** Start of Data shown **

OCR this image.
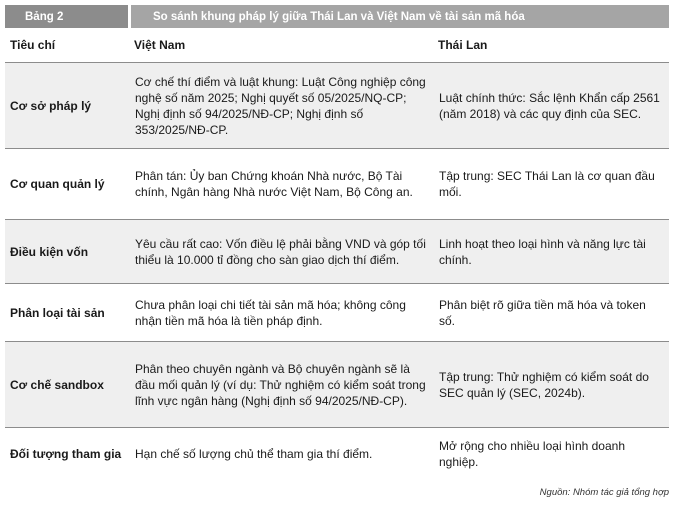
Bảng 2	So sánh khung pháp lý giữa Thái Lan và Việt Nam về tài sản mã hóa
Tiêu chí	Việt Nam	Thái Lan
Cơ sở pháp lý	Cơ chế thí điểm và luật khung: Luật Công nghiệp công nghệ số năm 2025; Nghị quyết số 05/2025/NQ-CP; Nghị định số 94/2025/NĐ-CP; Nghị định số 353/2025/NĐ-CP.	Luật chính thức: Sắc lệnh Khẩn cấp 2561 (năm 2018) và các quy định của SEC.
Cơ quan quản lý	Phân tán: Ủy ban Chứng khoán Nhà nước, Bộ Tài chính, Ngân hàng Nhà nước Việt Nam, Bộ Công an.	Tập trung: SEC Thái Lan là cơ quan đầu mối.
Điều kiện vốn	Yêu cầu rất cao: Vốn điều lệ phải bằng VND và góp tối thiểu là 10.000 tỉ đồng cho sàn giao dịch thí điểm.	Linh hoạt theo loại hình và năng lực tài chính.
Phân loại tài sản	Chưa phân loại chi tiết tài sản mã hóa; không công nhận tiền mã hóa là tiền pháp định.	Phân biệt rõ giữa tiền mã hóa và token số.
Cơ chế sandbox	Phân theo chuyên ngành và Bộ chuyên ngành sẽ là đầu mối quản lý (ví dụ: Thử nghiệm có kiểm soát trong lĩnh vực ngân hàng (Nghị định số 94/2025/NĐ-CP).	Tập trung: Thử nghiệm có kiểm soát do SEC quản lý (SEC, 2024b).
Đối tượng tham gia	Hạn chế số lượng chủ thể tham gia thí điểm.	Mở rộng cho nhiều loại hình doanh nghiệp.
Nguồn: Nhóm tác giả tổng hợp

** End of Data shown **

— What you have to do —
Which lines contain "Việt"? Show each of them.

— Written reply —
Bảng 2	So sánh khung pháp lý giữa Thái Lan và Việt Nam về tài sản mã hóa
Tiêu chí	Việt Nam	Thái Lan
Cơ quan quản lý	Phân tán: Ủy ban Chứng khoán Nhà nước, Bộ Tài chính, Ngân hàng Nhà nước Việt Nam, Bộ Công an.	Tập trung: SEC Thái Lan là cơ quan đầu mối.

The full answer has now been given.